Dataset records
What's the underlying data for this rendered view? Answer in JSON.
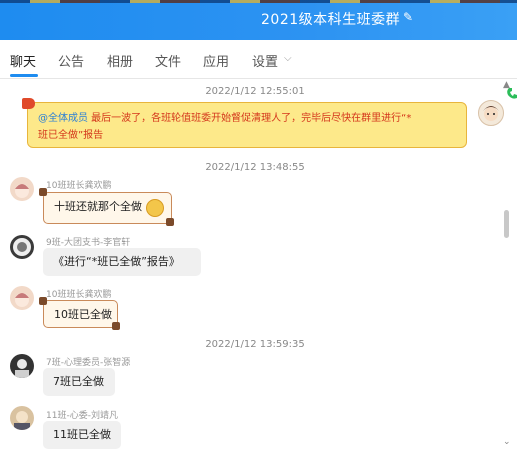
{
  "header": {
    "title": "2021级本科生班委群"
  },
  "tabs": [
    {
      "label": "聊天"
    },
    {
      "label": "公告"
    },
    {
      "label": "相册"
    },
    {
      "label": "文件"
    },
    {
      "label": "应用"
    },
    {
      "label": "设置"
    }
  ],
  "messages": {
    "t1": "2022/1/12 12:55:01",
    "announce": {
      "at": "@全体成员",
      "line1": " 最后一波了，各班轮值班委开始督促清理人了，完毕后尽快在群里进行“*",
      "line2": "班已全做”报告"
    },
    "t2": "2022/1/12 13:48:55",
    "m1": {
      "sender": "10班班长龚欢鹏",
      "text": "十班还就那个全做"
    },
    "m2": {
      "sender": "9班-大团支书-李官轩",
      "text": "《进行“*班已全做”报告》"
    },
    "m3": {
      "sender": "10班班长龚欢鹏",
      "text": "10班已全做"
    },
    "t3": "2022/1/12 13:59:35",
    "m4": {
      "sender": "7班-心理委员-张智源",
      "text": "7班已全做"
    },
    "m5": {
      "sender": "11班-心委-刘靖凡",
      "text": "11班已全做"
    }
  },
  "colors": {
    "accent": "#1e8cf0",
    "announce_bg": "#fde98a",
    "announce_text": "#d4371c",
    "at_text": "#2b7fd6"
  }
}
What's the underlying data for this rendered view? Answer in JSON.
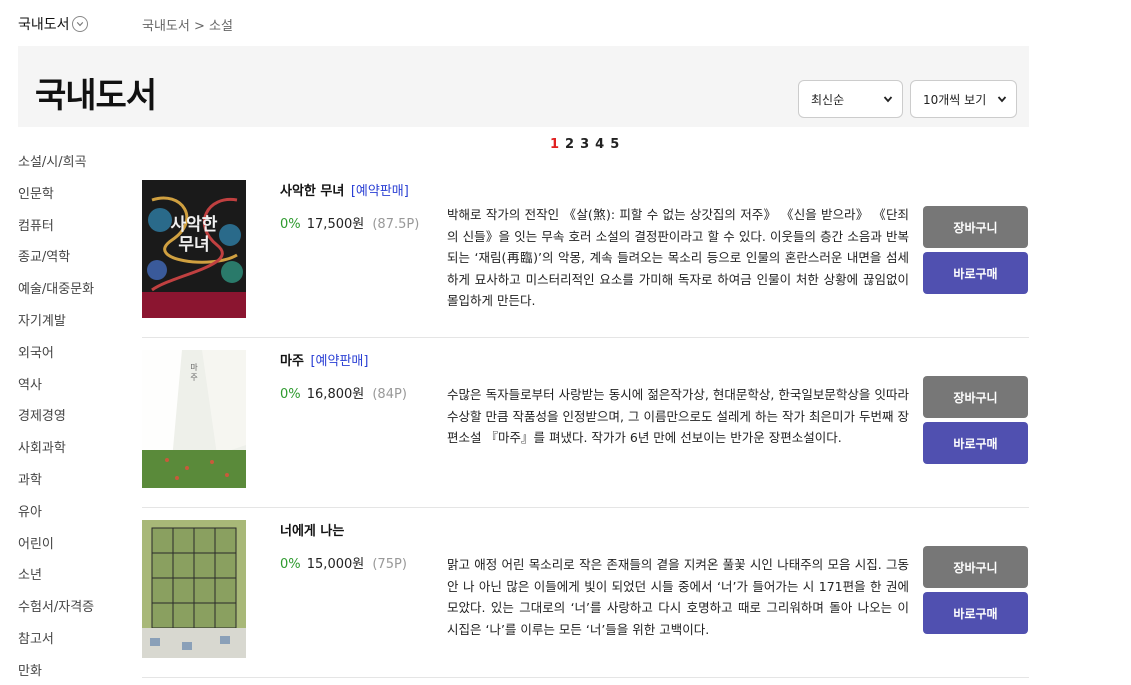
{
  "top_category": "국내도서",
  "breadcrumb": "국내도서 > 소설",
  "header": {
    "title": "국내도서",
    "sort_select": "최신순",
    "count_select": "10개씩 보기"
  },
  "sidebar": {
    "items": [
      {
        "label": "소설/시/희곡"
      },
      {
        "label": "인문학"
      },
      {
        "label": "컴퓨터"
      },
      {
        "label": "종교/역학"
      },
      {
        "label": "예술/대중문화"
      },
      {
        "label": "자기계발"
      },
      {
        "label": "외국어"
      },
      {
        "label": "역사"
      },
      {
        "label": "경제경영"
      },
      {
        "label": "사회과학"
      },
      {
        "label": "과학"
      },
      {
        "label": "유아"
      },
      {
        "label": "어린이"
      },
      {
        "label": "소년"
      },
      {
        "label": "수험서/자격증"
      },
      {
        "label": "참고서"
      },
      {
        "label": "만화"
      }
    ]
  },
  "pagination": {
    "pages": [
      "1",
      "2",
      "3",
      "4",
      "5"
    ],
    "current": "1"
  },
  "books": [
    {
      "title": "사악한 무녀",
      "presale_badge": "[예약판매]",
      "discount": "0%",
      "price": "17,500원",
      "points": "(87.5P)",
      "description": "박해로 작가의 전작인 《살(煞): 피할 수 없는 상갓집의 저주》 《신을 받으라》 《단죄의 신들》을 잇는 무속 호러 소설의 결정판이라고 할 수 있다. 이웃들의 층간 소음과 반복되는 ‘재림(再臨)’의 악몽, 계속 들려오는 목소리 등으로 인물의 혼란스러운 내면을 섬세하게 묘사하고 미스터리적인 요소를 가미해 독자로 하여금 인물이 처한 상황에 끊임없이 몰입하게 만든다.",
      "cart_label": "장바구니",
      "buy_label": "바로구매",
      "cover_title": "사악한 무녀",
      "cover_colors": {
        "bg": "#1a1a1a",
        "band": "#8b1530",
        "accent": "#2a7a6a"
      }
    },
    {
      "title": "마주",
      "presale_badge": "[예약판매]",
      "discount": "0%",
      "price": "16,800원",
      "points": "(84P)",
      "description": "수많은 독자들로부터 사랑받는 동시에 젊은작가상, 현대문학상, 한국일보문학상을 잇따라 수상할 만큼 작품성을 인정받으며, 그 이름만으로도 설레게 하는 작가 최은미가 두번째 장편소설 『마주』를 펴냈다. 작가가 6년 만에 선보이는 반가운 장편소설이다.",
      "cart_label": "장바구니",
      "buy_label": "바로구매",
      "cover_title": "마주",
      "cover_colors": {
        "bg": "#e8ece6",
        "band": "#5a8a3a",
        "accent": "#c85a3a"
      }
    },
    {
      "title": "너에게 나는",
      "presale_badge": "",
      "discount": "0%",
      "price": "15,000원",
      "points": "(75P)",
      "description": "맑고 애정 어린 목소리로 작은 존재들의 곁을 지켜온 풀꽃 시인 나태주의 모음 시집. 그동안 나 아닌 많은 이들에게 빛이 되었던 시들 중에서 ‘너’가 들어가는 시 171편을 한 권에 모았다. 있는 그대로의 ‘너’를 사랑하고 다시 호명하고 때로 그리워하며 돌아 나오는 이 시집은 ‘나’를 이루는 모든 ‘너’들을 위한 고백이다.",
      "cart_label": "장바구니",
      "buy_label": "바로구매",
      "cover_title": "",
      "cover_colors": {
        "bg": "#a8b878",
        "band": "#6a8040",
        "accent": "#d8d8d0"
      }
    }
  ]
}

- [INSTRUCTIONS TO FOLLOW]:
Keep the pictures out of the copy and return the rest of the data above exactly.

- [WRITTEN SOLUTION]:
What's the underlying data for this rendered view? Answer in JSON.
{
  "header": {
    "title": "2021级本科生班委群"
  },
  "tabs": [
    {
      "label": "聊天"
    },
    {
      "label": "公告"
    },
    {
      "label": "相册"
    },
    {
      "label": "文件"
    },
    {
      "label": "应用"
    },
    {
      "label": "设置"
    }
  ],
  "messages": {
    "t1": "2022/1/12 12:55:01",
    "announce": {
      "at": "@全体成员",
      "line1": " 最后一波了，各班轮值班委开始督促清理人了，完毕后尽快在群里进行“*",
      "line2": "班已全做”报告"
    },
    "t2": "2022/1/12 13:48:55",
    "m1": {
      "sender": "10班班长龚欢鹏",
      "text": "十班还就那个全做"
    },
    "m2": {
      "sender": "9班-大团支书-李官轩",
      "text": "《进行“*班已全做”报告》"
    },
    "m3": {
      "sender": "10班班长龚欢鹏",
      "text": "10班已全做"
    },
    "t3": "2022/1/12 13:59:35",
    "m4": {
      "sender": "7班-心理委员-张智源",
      "text": "7班已全做"
    },
    "m5": {
      "sender": "11班-心委-刘靖凡",
      "text": "11班已全做"
    }
  },
  "colors": {
    "accent": "#1e8cf0",
    "announce_bg": "#fde98a",
    "announce_text": "#d4371c",
    "at_text": "#2b7fd6"
  }
}
What's the underlying data for this rendered view? Answer in JSON.
{
  "top_category": "국내도서",
  "breadcrumb": "국내도서 > 소설",
  "header": {
    "title": "국내도서",
    "sort_select": "최신순",
    "count_select": "10개씩 보기"
  },
  "sidebar": {
    "items": [
      {
        "label": "소설/시/희곡"
      },
      {
        "label": "인문학"
      },
      {
        "label": "컴퓨터"
      },
      {
        "label": "종교/역학"
      },
      {
        "label": "예술/대중문화"
      },
      {
        "label": "자기계발"
      },
      {
        "label": "외국어"
      },
      {
        "label": "역사"
      },
      {
        "label": "경제경영"
      },
      {
        "label": "사회과학"
      },
      {
        "label": "과학"
      },
      {
        "label": "유아"
      },
      {
        "label": "어린이"
      },
      {
        "label": "소년"
      },
      {
        "label": "수험서/자격증"
      },
      {
        "label": "참고서"
      },
      {
        "label": "만화"
      }
    ]
  },
  "pagination": {
    "pages": [
      "1",
      "2",
      "3",
      "4",
      "5"
    ],
    "current": "1"
  },
  "books": [
    {
      "title": "사악한 무녀",
      "presale_badge": "[예약판매]",
      "discount": "0%",
      "price": "17,500원",
      "points": "(87.5P)",
      "description": "박해로 작가의 전작인 《살(煞): 피할 수 없는 상갓집의 저주》 《신을 받으라》 《단죄의 신들》을 잇는 무속 호러 소설의 결정판이라고 할 수 있다. 이웃들의 층간 소음과 반복되는 ‘재림(再臨)’의 악몽, 계속 들려오는 목소리 등으로 인물의 혼란스러운 내면을 섬세하게 묘사하고 미스터리적인 요소를 가미해 독자로 하여금 인물이 처한 상황에 끊임없이 몰입하게 만든다.",
      "cart_label": "장바구니",
      "buy_label": "바로구매",
      "cover_title": "사악한 무녀",
      "cover_colors": {
        "bg": "#1a1a1a",
        "band": "#8b1530",
        "accent": "#2a7a6a"
      }
    },
    {
      "title": "마주",
      "presale_badge": "[예약판매]",
      "discount": "0%",
      "price": "16,800원",
      "points": "(84P)",
      "description": "수많은 독자들로부터 사랑받는 동시에 젊은작가상, 현대문학상, 한국일보문학상을 잇따라 수상할 만큼 작품성을 인정받으며, 그 이름만으로도 설레게 하는 작가 최은미가 두번째 장편소설 『마주』를 펴냈다. 작가가 6년 만에 선보이는 반가운 장편소설이다.",
      "cart_label": "장바구니",
      "buy_label": "바로구매",
      "cover_title": "마주",
      "cover_colors": {
        "bg": "#e8ece6",
        "band": "#5a8a3a",
        "accent": "#c85a3a"
      }
    },
    {
      "title": "너에게 나는",
      "presale_badge": "",
      "discount": "0%",
      "price": "15,000원",
      "points": "(75P)",
      "description": "맑고 애정 어린 목소리로 작은 존재들의 곁을 지켜온 풀꽃 시인 나태주의 모음 시집. 그동안 나 아닌 많은 이들에게 빛이 되었던 시들 중에서 ‘너’가 들어가는 시 171편을 한 권에 모았다. 있는 그대로의 ‘너’를 사랑하고 다시 호명하고 때로 그리워하며 돌아 나오는 이 시집은 ‘나’를 이루는 모든 ‘너’들을 위한 고백이다.",
      "cart_label": "장바구니",
      "buy_label": "바로구매",
      "cover_title": "",
      "cover_colors": {
        "bg": "#a8b878",
        "band": "#6a8040",
        "accent": "#d8d8d0"
      }
    }
  ]
}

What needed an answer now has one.